- _Texto del documento_:
________

Para llevar a cabo este proyecto se tomaría como base el McLaren M6-A, que había resultado ganador del Can-Am de 1967. Tomar como punto de partida el M6A le permitía realizar de manera simple  y económica el proyecto. Básicamente se reducía a sustituiría la carrocería original por una carrocería cerrada, utilizando de este modo el mismo chasis monocasco.  

De inmediato el proyecto del McLaren M6GT cobro gran relevancia puesto que le permitiría luchar por ganar el Campeonato del mundo de Sportcar. Además permitiendo de este modo, al por entonces pequeño fabricante británico, competir con la flor y nata del automovilismo. Por todo ello se convertiría en uno de los proyectos favorito del propio Bruce McLaren, ya que le permitía cumplir una de sus grandes ambiciones.

________

- _Información extraída_:

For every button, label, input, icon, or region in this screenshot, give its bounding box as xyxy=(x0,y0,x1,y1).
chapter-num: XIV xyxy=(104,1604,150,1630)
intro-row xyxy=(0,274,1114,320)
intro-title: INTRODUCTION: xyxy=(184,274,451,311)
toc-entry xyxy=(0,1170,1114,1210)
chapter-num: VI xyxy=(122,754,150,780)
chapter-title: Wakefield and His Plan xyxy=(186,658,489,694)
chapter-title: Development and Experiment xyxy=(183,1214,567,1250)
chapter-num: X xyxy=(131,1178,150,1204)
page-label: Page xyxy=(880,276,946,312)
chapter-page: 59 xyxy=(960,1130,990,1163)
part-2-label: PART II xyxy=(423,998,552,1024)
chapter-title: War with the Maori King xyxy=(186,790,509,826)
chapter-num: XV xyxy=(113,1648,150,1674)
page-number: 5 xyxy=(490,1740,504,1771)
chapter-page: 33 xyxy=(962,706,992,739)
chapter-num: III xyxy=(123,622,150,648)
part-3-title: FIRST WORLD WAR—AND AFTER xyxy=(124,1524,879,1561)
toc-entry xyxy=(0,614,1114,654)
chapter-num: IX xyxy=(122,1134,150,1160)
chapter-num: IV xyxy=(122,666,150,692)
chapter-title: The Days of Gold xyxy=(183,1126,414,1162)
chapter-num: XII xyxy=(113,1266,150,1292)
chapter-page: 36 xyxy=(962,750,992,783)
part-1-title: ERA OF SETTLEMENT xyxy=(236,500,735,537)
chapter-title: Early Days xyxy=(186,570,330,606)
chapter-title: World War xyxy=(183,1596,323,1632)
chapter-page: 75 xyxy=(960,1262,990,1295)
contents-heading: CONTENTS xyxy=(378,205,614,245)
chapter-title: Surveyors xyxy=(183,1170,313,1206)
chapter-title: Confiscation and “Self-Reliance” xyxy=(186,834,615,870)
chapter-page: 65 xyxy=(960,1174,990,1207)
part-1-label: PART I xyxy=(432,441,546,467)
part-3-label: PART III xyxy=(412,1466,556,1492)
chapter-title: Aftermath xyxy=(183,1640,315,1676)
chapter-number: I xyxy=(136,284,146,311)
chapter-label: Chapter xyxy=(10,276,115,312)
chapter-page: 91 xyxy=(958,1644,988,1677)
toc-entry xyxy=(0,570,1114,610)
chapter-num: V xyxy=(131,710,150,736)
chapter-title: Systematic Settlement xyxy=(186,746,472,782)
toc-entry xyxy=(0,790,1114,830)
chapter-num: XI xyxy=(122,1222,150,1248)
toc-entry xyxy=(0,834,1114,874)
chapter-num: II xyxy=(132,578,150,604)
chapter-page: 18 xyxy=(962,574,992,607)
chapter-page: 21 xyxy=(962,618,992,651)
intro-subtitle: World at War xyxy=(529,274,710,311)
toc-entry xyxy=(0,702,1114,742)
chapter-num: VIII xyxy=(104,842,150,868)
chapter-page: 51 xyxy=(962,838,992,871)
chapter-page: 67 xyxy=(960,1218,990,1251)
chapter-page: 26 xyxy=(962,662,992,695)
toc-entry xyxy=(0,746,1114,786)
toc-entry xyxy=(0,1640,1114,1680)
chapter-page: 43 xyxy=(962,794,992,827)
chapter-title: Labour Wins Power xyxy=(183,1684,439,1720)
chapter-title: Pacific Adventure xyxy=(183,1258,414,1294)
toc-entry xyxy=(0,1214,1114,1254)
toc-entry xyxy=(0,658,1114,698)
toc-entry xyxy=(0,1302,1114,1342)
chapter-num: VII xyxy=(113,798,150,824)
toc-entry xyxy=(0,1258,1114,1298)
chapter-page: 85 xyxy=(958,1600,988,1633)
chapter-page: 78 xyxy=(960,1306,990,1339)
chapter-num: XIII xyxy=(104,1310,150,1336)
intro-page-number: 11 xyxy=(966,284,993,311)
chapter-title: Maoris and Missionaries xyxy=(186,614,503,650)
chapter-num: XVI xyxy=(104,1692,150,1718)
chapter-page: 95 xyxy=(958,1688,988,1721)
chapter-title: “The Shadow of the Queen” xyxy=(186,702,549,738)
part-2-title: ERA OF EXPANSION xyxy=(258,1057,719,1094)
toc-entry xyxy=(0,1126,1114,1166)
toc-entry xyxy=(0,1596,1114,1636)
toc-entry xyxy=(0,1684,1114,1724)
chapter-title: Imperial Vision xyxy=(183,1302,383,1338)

________

- _Tarea pendiente_: En el texto sobre el McLaren M6GT, copia el tramo desde "De inmediato el" hasta "sus grandes ambiciones." y renombra "fabricante británico" como "constructor británico".

- _Resultado obtenido_:
De inmediato el proyecto del McLaren M6GT cobro gran relevancia puesto que le permitiría luchar por ganar el Campeonato del mundo de Sportcar. Además permitiendo de este modo, al por entonces pequeño constructor británico, competir con la flor y nata del automovilismo. Por todo ello se convertiría en uno de los proyectos favorito del propio Bruce McLaren, ya que le permitía cumplir una de sus grandes ambiciones.